- **Problem details**
Find each line that has the string "пишутся" and give the total, with nothing else.

** START **

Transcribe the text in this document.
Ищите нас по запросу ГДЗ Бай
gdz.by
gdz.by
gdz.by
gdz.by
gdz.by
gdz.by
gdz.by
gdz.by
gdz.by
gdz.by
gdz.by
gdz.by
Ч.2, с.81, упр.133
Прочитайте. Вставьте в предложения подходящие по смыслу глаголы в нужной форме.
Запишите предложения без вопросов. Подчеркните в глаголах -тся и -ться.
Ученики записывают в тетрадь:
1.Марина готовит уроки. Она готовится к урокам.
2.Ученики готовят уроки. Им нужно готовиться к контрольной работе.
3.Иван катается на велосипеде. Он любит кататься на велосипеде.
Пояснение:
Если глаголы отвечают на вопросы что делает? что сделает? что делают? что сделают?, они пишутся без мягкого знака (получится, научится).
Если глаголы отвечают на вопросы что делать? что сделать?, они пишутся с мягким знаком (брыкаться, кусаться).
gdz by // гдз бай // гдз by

** END **

- **Answer to this exercise**
2